§ **Stated task**: List every line in the entries below that contains the string "thức".
++++++++++++++++++++
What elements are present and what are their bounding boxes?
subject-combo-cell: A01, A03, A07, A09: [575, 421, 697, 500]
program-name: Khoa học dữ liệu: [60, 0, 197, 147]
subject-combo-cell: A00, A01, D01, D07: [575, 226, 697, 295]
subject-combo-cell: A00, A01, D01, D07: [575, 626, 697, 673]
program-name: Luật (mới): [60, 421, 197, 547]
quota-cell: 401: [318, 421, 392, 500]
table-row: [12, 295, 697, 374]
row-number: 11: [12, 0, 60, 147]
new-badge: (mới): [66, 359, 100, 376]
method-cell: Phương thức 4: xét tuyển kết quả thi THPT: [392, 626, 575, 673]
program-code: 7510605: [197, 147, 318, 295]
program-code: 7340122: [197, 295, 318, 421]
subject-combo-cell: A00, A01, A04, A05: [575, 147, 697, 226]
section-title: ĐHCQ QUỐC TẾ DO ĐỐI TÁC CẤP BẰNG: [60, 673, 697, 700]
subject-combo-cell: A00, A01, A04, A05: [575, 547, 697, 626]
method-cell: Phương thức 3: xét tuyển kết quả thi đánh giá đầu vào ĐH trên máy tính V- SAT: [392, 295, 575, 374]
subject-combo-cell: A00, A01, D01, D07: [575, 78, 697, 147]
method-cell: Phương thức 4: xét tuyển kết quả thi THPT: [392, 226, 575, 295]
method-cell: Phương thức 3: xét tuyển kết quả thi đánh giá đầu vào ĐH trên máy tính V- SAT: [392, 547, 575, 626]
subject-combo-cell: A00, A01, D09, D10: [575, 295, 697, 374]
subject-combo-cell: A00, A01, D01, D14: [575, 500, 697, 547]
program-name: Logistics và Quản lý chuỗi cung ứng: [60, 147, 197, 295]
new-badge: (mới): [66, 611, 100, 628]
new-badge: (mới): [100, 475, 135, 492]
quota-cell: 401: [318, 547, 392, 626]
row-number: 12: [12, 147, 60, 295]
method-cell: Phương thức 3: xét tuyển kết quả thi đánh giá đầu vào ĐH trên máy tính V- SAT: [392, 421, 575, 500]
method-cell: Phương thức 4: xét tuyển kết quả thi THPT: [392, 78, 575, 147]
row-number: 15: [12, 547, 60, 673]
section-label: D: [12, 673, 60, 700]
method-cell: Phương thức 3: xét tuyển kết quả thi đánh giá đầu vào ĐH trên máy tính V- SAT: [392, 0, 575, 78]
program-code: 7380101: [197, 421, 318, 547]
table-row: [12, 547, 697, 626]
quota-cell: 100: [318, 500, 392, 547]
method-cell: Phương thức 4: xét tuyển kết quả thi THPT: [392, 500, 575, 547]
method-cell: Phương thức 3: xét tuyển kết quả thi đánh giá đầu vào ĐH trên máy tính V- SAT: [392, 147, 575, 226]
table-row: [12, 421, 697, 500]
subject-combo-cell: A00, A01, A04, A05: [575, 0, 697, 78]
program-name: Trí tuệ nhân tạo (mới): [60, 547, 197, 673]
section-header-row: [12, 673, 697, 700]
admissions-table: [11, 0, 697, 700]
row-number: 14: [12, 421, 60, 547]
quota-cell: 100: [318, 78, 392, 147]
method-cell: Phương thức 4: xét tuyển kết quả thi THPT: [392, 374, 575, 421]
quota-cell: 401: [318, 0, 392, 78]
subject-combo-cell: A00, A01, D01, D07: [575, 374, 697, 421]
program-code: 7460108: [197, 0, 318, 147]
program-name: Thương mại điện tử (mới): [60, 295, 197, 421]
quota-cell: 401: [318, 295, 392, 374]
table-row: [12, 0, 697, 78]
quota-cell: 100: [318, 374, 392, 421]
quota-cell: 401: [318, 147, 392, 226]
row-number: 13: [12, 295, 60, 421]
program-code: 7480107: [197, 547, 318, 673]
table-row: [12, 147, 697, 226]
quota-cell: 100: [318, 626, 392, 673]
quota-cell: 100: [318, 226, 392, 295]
++++++++++++++++++++
§ **Answer for this exercise**:
method-cell: Phương thức 4: xét tuyển kết quả thi THPT: [392, 626, 575, 673]
method-cell: Phương thức 3: xét tuyển kết quả thi đánh giá đầu vào ĐH trên máy tính V- SAT: [392, 295, 575, 374]
method-cell: Phương thức 4: xét tuyển kết quả thi THPT: [392, 226, 575, 295]
method-cell: Phương thức 3: xét tuyển kết quả thi đánh giá đầu vào ĐH trên máy tính V- SAT: [392, 547, 575, 626]
method-cell: Phương thức 3: xét tuyển kết quả thi đánh giá đầu vào ĐH trên máy tính V- SAT: [392, 421, 575, 500]
method-cell: Phương thức 4: xét tuyển kết quả thi THPT: [392, 78, 575, 147]
method-cell: Phương thức 3: xét tuyển kết quả thi đánh giá đầu vào ĐH trên máy tính V- SAT: [392, 0, 575, 78]
method-cell: Phương thức 4: xét tuyển kết quả thi THPT: [392, 500, 575, 547]
method-cell: Phương thức 3: xét tuyển kết quả thi đánh giá đầu vào ĐH trên máy tính V- SAT: [392, 147, 575, 226]
method-cell: Phương thức 4: xét tuyển kết quả thi THPT: [392, 374, 575, 421]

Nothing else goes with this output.